§ Rows
_____
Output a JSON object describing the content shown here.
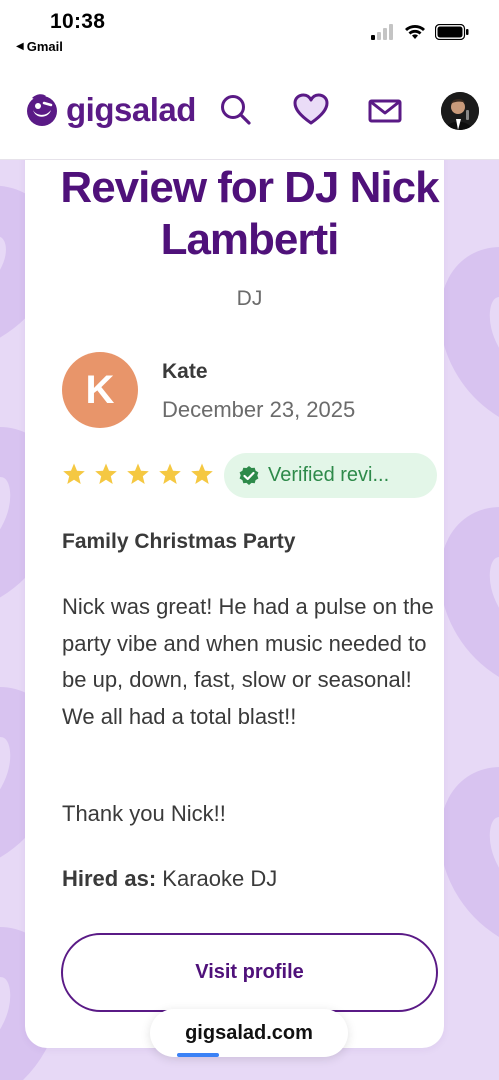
{
  "status_bar": {
    "time": "10:38",
    "back_app": "Gmail"
  },
  "header": {
    "logo_text": "gigsalad",
    "icons": [
      "search-icon",
      "heart-icon",
      "mail-icon",
      "profile-avatar"
    ]
  },
  "review": {
    "title": "Review for DJ Nick Lamberti",
    "category": "DJ",
    "reviewer": {
      "initial": "K",
      "name": "Kate",
      "date": "December 23, 2025"
    },
    "rating": 5,
    "verified_label": "Verified revi...",
    "event_title": "Family Christmas Party",
    "body": "Nick was great! He had a pulse on the party vibe and when music needed to be up, down, fast, slow or seasonal! We all had a total blast!!",
    "thanks": "Thank you Nick!!",
    "hired_label": "Hired as:",
    "hired_value": "Karaoke DJ",
    "visit_button": "Visit profile"
  },
  "browser": {
    "url": "gigsalad.com"
  },
  "colors": {
    "brand": "#5a1a86",
    "background": "#e7d9f6",
    "star": "#f5c842",
    "verified_bg": "#e3f6e8",
    "verified_text": "#2e8a4a",
    "avatar": "#e8956a"
  }
}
_____
§ Problem details
Strip the images and reproduce the remaining records precisely.

§ Worked solution
Output a JSON object describing the content shown here.
{
  "status_bar": {
    "time": "10:38",
    "back_app": "Gmail"
  },
  "header": {
    "logo_text": "gigsalad",
    "icons": [
      "search-icon",
      "heart-icon",
      "mail-icon",
      "profile-avatar"
    ]
  },
  "review": {
    "title": "Review for DJ Nick Lamberti",
    "category": "DJ",
    "reviewer": {
      "initial": "K",
      "name": "Kate",
      "date": "December 23, 2025"
    },
    "rating": 5,
    "verified_label": "Verified revi...",
    "event_title": "Family Christmas Party",
    "body": "Nick was great! He had a pulse on the party vibe and when music needed to be up, down, fast, slow or seasonal! We all had a total blast!!",
    "thanks": "Thank you Nick!!",
    "hired_label": "Hired as:",
    "hired_value": "Karaoke DJ",
    "visit_button": "Visit profile"
  },
  "browser": {
    "url": "gigsalad.com"
  },
  "colors": {
    "brand": "#5a1a86",
    "background": "#e7d9f6",
    "star": "#f5c842",
    "verified_bg": "#e3f6e8",
    "verified_text": "#2e8a4a",
    "avatar": "#e8956a"
  }
}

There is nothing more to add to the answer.